• TASK GOAL: Set down, in full, every record in the block.

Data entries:
──────

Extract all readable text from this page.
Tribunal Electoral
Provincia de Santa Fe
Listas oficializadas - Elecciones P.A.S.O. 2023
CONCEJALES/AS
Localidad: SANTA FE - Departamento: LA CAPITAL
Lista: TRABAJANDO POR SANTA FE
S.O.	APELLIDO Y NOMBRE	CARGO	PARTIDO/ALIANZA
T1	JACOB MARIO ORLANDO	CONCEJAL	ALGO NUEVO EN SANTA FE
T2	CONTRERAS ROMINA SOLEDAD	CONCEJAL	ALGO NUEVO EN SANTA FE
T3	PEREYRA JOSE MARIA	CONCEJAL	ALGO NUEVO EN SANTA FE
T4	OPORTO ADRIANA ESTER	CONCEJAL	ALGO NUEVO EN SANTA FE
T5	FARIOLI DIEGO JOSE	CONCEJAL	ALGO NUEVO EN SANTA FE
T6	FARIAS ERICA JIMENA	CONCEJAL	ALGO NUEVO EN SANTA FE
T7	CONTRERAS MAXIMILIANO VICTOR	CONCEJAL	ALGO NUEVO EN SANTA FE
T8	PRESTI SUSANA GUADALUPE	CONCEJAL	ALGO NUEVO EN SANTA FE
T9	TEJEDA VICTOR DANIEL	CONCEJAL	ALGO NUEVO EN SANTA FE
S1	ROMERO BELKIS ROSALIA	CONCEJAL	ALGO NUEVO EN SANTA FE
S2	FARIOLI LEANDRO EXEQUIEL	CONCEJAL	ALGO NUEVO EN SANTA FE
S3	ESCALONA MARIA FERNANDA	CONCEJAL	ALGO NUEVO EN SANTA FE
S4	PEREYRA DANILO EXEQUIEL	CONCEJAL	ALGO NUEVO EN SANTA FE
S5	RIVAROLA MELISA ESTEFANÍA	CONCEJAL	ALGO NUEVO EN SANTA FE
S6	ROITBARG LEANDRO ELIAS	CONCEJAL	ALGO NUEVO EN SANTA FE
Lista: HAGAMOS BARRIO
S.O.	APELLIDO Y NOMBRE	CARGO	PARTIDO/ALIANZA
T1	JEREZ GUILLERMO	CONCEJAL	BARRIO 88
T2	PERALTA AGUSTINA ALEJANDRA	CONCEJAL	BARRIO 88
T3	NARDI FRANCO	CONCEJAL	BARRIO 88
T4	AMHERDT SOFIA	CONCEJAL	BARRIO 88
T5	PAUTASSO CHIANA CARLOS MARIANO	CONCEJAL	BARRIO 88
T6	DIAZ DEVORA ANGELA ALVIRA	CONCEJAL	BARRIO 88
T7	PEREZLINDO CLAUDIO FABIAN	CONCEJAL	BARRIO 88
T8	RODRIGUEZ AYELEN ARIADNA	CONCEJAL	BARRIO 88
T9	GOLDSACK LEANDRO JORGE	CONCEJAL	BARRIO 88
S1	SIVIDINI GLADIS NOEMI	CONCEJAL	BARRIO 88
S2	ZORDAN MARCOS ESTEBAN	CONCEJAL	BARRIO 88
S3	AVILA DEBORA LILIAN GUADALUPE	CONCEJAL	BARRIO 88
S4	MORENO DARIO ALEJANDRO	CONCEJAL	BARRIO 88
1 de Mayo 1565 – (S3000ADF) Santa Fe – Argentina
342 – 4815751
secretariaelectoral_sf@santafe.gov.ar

──────

• ANSWER TO THIS EXERCISE:
Extract all readable text from this page.
Tribunal Electoral
Provincia de Santa Fe
Listas oficializadas - Elecciones P.A.S.O. 2023
CONCEJALES/AS
Localidad: SANTA FE - Departamento: LA CAPITAL
Lista: TRABAJANDO POR SANTA FE
S.O.	APELLIDO Y NOMBRE	CARGO	PARTIDO/ALIANZA
T1	JACOB MARIO ORLANDO	CONCEJAL	ALGO NUEVO EN SANTA FE
T2	CONTRERAS ROMINA SOLEDAD	CONCEJAL	ALGO NUEVO EN SANTA FE
T3	PEREYRA JOSE MARIA	CONCEJAL	ALGO NUEVO EN SANTA FE
T4	OPORTO ADRIANA ESTER	CONCEJAL	ALGO NUEVO EN SANTA FE
T5	FARIOLI DIEGO JOSE	CONCEJAL	ALGO NUEVO EN SANTA FE
T6	FARIAS ERICA JIMENA	CONCEJAL	ALGO NUEVO EN SANTA FE
T7	CONTRERAS MAXIMILIANO VICTOR	CONCEJAL	ALGO NUEVO EN SANTA FE
T8	PRESTI SUSANA GUADALUPE	CONCEJAL	ALGO NUEVO EN SANTA FE
T9	TEJEDA VICTOR DANIEL	CONCEJAL	ALGO NUEVO EN SANTA FE
S1	ROMERO BELKIS ROSALIA	CONCEJAL	ALGO NUEVO EN SANTA FE
S2	FARIOLI LEANDRO EXEQUIEL	CONCEJAL	ALGO NUEVO EN SANTA FE
S3	ESCALONA MARIA FERNANDA	CONCEJAL	ALGO NUEVO EN SANTA FE
S4	PEREYRA DANILO EXEQUIEL	CONCEJAL	ALGO NUEVO EN SANTA FE
S5	RIVAROLA MELISA ESTEFANÍA	CONCEJAL	ALGO NUEVO EN SANTA FE
S6	ROITBARG LEANDRO ELIAS	CONCEJAL	ALGO NUEVO EN SANTA FE
Lista: HAGAMOS BARRIO
S.O.	APELLIDO Y NOMBRE	CARGO	PARTIDO/ALIANZA
T1	JEREZ GUILLERMO	CONCEJAL	BARRIO 88
T2	PERALTA AGUSTINA ALEJANDRA	CONCEJAL	BARRIO 88
T3	NARDI FRANCO	CONCEJAL	BARRIO 88
T4	AMHERDT SOFIA	CONCEJAL	BARRIO 88
T5	PAUTASSO CHIANA CARLOS MARIANO	CONCEJAL	BARRIO 88
T6	DIAZ DEVORA ANGELA ALVIRA	CONCEJAL	BARRIO 88
T7	PEREZLINDO CLAUDIO FABIAN	CONCEJAL	BARRIO 88
T8	RODRIGUEZ AYELEN ARIADNA	CONCEJAL	BARRIO 88
T9	GOLDSACK LEANDRO JORGE	CONCEJAL	BARRIO 88
S1	SIVIDINI GLADIS NOEMI	CONCEJAL	BARRIO 88
S2	ZORDAN MARCOS ESTEBAN	CONCEJAL	BARRIO 88
S3	AVILA DEBORA LILIAN GUADALUPE	CONCEJAL	BARRIO 88
S4	MORENO DARIO ALEJANDRO	CONCEJAL	BARRIO 88
1 de Mayo 1565 – (S3000ADF) Santa Fe – Argentina
342 – 4815751
secretariaelectoral_sf@santafe.gov.ar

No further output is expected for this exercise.